Records for this exercise —
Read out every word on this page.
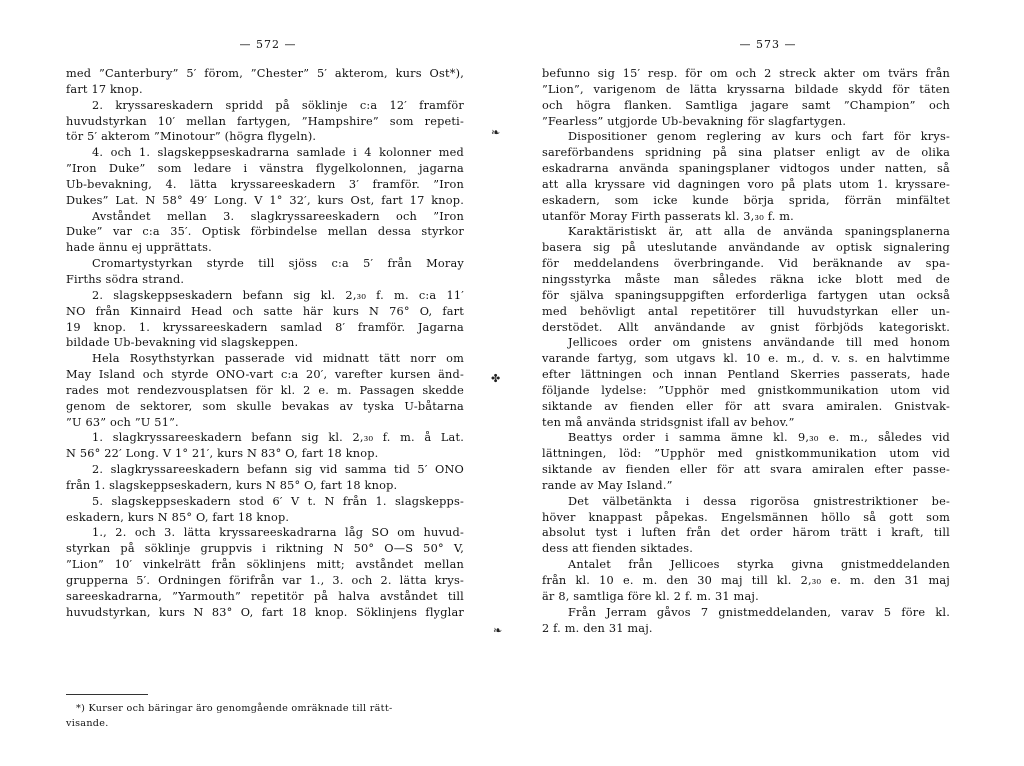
— 572 —
med ”Canterbury” 5′ förom, ”Chester” 5′ akterom, kurs Ost*),
fart 17 knop.
2. kryssareskadern spridd på söklinje c:a 12′ framför
huvudstyrkan 10′ mellan fartygen, ”Hampshire” som repeti-
tör 5′ akterom ”Minotour” (högra flygeln).
4. och 1. slagskeppseskadrarna samlade i 4 kolonner med
”Iron Duke” som ledare i vänstra flygelkolonnen, jagarna
Ub-bevakning, 4. lätta kryssareeskadern 3′ framför. ”Iron
Dukes” Lat. N 58° 49′ Long. V 1° 32′, kurs Ost, fart 17 knop.
Avståndet mellan 3. slagkryssareeskadern och ”Iron
Duke” var c:a 35′. Optisk förbindelse mellan dessa styrkor
hade ännu ej upprättats.
Cromartystyrkan styrde till sjöss c:a 5′ från Moray
Firths södra strand.
2. slagskeppseskadern befann sig kl. 2,₃₀ f. m. c:a 11′
NO från Kinnaird Head och satte här kurs N 76° O, fart
19 knop. 1. kryssareeskadern samlad 8′ framför. Jagarna
bildade Ub-bevakning vid slagskeppen.
Hela Rosythstyrkan passerade vid midnatt tätt norr om
May Island och styrde ONO-vart c:a 20′, varefter kursen änd-
rades mot rendezvousplatsen för kl. 2 e. m. Passagen skedde
genom de sektorer, som skulle bevakas av tyska U-båtarna
”U 63” och ”U 51”.
1. slagkryssareeskadern befann sig kl. 2,₃₀ f. m. å Lat.
N 56° 22′ Long. V 1° 21′, kurs N 83° O, fart 18 knop.
2. slagkryssareeskadern befann sig vid samma tid 5′ ONO
från 1. slagskeppseskadern, kurs N 85° O, fart 18 knop.
5. slagskeppseskadern stod 6′ V t. N från 1. slagskepps-
eskadern, kurs N 85° O, fart 18 knop.
1., 2. och 3. lätta kryssareeskadrarna låg SO om huvud-
styrkan på söklinje gruppvis i riktning N 50° O—S 50° V,
”Lion” 10′ vinkelrätt från söklinjens mitt; avståndet mellan
grupperna 5′. Ordningen förifrån var 1., 3. och 2. lätta krys-
sareeskadrarna, ”Yarmouth” repetitör på halva avståndet till
huvudstyrkan, kurs N 83° O, fart 18 knop. Söklinjens flyglar
*) Kurser och bäringar äro genomgående omräknade till rätt-
visande.
— 573 —
befunno sig 15′ resp. för om och 2 streck akter om tvärs från
”Lion”, varigenom de lätta kryssarna bildade skydd för täten
och högra flanken. Samtliga jagare samt ”Champion” och
”Fearless” utgjorde Ub-bevakning för slagfartygen.
Dispositioner genom reglering av kurs och fart för krys-
sareförbandens spridning på sina platser enligt av de olika
eskadrarna använda spaningsplaner vidtogos under natten, så
att alla kryssare vid dagningen voro på plats utom 1. kryssare-
eskadern, som icke kunde börja sprida, förrän minfältet
utanför Moray Firth passerats kl. 3,₃₀ f. m.
Karaktäristiskt är, att alla de använda spaningsplanerna
basera sig på uteslutande användande av optisk signalering
för meddelandens överbringande. Vid beräknande av spa-
ningsstyrka måste man således räkna icke blott med de
för själva spaningsuppgiften erforderliga fartygen utan också
med behövligt antal repetitörer till huvudstyrkan eller un-
derstödet. Allt användande av gnist förbjöds kategoriskt.
Jellicoes order om gnistens användande till med honom
varande fartyg, som utgavs kl. 10 e. m., d. v. s. en halvtimme
efter lättningen och innan Pentland Skerries passerats, hade
följande lydelse: ”Upphör med gnistkommunikation utom vid
siktande av fienden eller för att svara amiralen. Gnistvak-
ten må använda stridsgnist ifall av behov.”
Beattys order i samma ämne kl. 9,₃₀ e. m., således vid
lättningen, löd: ”Upphör med gnistkommunikation utom vid
siktande av fienden eller för att svara amiralen efter passe-
rande av May Island.”
Det välbetänkta i dessa rigorösa gnistrestriktioner be-
höver knappast påpekas. Engelsmännen höllo så gott som
absolut tyst i luften från det order härom trätt i kraft, till
dess att fienden siktades.
Antalet från Jellicoes styrka givna gnistmeddelanden
från kl. 10 e. m. den 30 maj till kl. 2,₃₀ e. m. den 31 maj
är 8, samtliga före kl. 2 f. m. 31 maj.
Från Jerram gåvos 7 gnistmeddelanden, varav 5 före kl.
2 f. m. den 31 maj.
❧
✤
❧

Exercise objective —
Scan the material above. Copy each line where "samma" occurs.

Written reply —
2. slagkryssareeskadern befann sig vid samma tid 5′ ONO
Beattys order i samma ämne kl. 9,₃₀ e. m., således vid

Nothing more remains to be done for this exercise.